Set task —
Set down, without alteration, the lines from the one that contains "Output a JSON" through the final line of the material below.

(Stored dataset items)
========================================================================

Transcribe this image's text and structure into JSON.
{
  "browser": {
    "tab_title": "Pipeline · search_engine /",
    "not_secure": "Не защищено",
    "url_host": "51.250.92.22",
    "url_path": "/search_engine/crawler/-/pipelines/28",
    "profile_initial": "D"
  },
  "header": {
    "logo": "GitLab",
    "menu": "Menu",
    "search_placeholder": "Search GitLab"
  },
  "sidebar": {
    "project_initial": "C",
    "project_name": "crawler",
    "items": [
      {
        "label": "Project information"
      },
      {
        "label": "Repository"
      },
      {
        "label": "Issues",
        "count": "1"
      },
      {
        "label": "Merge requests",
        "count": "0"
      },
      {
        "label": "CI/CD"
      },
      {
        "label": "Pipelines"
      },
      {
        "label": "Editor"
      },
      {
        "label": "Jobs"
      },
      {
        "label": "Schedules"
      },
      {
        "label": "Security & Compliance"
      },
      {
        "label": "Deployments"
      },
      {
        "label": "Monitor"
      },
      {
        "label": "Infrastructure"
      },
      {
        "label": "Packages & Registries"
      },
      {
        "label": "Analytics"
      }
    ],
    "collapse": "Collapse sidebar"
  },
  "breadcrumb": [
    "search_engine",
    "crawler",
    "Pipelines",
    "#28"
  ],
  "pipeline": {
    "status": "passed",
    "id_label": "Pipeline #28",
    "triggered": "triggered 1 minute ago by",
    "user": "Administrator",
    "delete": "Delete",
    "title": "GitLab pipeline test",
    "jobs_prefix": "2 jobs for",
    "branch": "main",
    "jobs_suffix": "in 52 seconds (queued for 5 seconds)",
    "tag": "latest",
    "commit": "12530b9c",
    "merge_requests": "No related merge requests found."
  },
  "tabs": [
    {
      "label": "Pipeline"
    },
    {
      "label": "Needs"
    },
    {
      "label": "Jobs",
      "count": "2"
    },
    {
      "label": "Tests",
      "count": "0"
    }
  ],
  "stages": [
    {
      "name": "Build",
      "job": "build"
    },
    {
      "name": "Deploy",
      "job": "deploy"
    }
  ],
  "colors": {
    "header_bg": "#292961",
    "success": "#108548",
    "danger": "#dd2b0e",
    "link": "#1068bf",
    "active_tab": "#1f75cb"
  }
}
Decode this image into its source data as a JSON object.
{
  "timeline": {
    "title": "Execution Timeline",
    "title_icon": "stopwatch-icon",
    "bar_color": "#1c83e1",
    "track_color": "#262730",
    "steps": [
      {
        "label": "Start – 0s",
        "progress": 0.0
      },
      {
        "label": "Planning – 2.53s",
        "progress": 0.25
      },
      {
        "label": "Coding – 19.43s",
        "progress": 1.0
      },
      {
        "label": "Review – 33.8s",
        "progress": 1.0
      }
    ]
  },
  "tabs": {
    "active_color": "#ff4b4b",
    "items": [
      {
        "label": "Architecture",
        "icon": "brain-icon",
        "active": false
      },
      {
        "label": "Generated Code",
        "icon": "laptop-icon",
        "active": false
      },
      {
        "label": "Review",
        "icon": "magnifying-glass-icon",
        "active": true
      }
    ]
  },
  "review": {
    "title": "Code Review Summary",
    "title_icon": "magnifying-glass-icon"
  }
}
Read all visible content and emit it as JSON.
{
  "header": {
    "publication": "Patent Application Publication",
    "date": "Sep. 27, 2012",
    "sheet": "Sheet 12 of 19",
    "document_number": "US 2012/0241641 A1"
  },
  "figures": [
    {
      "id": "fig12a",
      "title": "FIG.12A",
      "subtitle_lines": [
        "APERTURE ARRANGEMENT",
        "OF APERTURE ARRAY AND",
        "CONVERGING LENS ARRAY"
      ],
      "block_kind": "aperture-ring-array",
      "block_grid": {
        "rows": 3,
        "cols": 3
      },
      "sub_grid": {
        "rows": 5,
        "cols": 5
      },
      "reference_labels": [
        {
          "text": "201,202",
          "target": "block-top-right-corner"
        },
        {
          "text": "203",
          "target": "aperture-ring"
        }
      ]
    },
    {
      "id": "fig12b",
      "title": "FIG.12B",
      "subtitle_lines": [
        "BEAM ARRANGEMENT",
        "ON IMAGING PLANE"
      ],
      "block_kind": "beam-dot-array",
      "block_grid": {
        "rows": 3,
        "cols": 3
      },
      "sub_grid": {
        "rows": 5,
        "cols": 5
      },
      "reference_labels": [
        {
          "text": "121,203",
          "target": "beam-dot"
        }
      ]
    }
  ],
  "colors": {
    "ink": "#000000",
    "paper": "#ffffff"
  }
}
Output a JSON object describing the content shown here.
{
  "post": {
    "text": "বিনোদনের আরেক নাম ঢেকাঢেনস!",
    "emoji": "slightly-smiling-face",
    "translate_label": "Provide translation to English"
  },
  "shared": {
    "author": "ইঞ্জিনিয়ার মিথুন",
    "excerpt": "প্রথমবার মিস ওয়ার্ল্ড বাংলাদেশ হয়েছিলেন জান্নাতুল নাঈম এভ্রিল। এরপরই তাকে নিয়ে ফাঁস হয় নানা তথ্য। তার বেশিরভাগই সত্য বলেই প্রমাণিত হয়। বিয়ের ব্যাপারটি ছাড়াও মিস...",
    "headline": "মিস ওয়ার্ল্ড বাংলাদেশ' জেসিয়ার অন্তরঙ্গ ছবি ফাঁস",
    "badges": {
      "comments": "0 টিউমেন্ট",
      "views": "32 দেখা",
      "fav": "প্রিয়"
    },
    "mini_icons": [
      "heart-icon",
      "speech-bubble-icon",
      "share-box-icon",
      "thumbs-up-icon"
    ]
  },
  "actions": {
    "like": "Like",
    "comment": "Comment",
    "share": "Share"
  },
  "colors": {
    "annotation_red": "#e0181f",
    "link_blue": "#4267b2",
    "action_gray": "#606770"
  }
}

========================================================================

Written response —
Output a JSON object describing the content shown here.
{
  "post": {
    "text": "বিনোদনের আরেক নাম ঢেকাঢেনস!",
    "emoji": "slightly-smiling-face",
    "translate_label": "Provide translation to English"
  },
  "shared": {
    "author": "ইঞ্জিনিয়ার মিথুন",
    "excerpt": "প্রথমবার মিস ওয়ার্ল্ড বাংলাদেশ হয়েছিলেন জান্নাতুল নাঈম এভ্রিল। এরপরই তাকে নিয়ে ফাঁস হয় নানা তথ্য। তার বেশিরভাগই সত্য বলেই প্রমাণিত হয়। বিয়ের ব্যাপারটি ছাড়াও মিস...",
    "headline": "মিস ওয়ার্ল্ড বাংলাদেশ' জেসিয়ার অন্তরঙ্গ ছবি ফাঁস",
    "badges": {
      "comments": "0 টিউমেন্ট",
      "views": "32 দেখা",
      "fav": "প্রিয়"
    },
    "mini_icons": [
      "heart-icon",
      "speech-bubble-icon",
      "share-box-icon",
      "thumbs-up-icon"
    ]
  },
  "actions": {
    "like": "Like",
    "comment": "Comment",
    "share": "Share"
  },
  "colors": {
    "annotation_red": "#e0181f",
    "link_blue": "#4267b2",
    "action_gray": "#606770"
  }
}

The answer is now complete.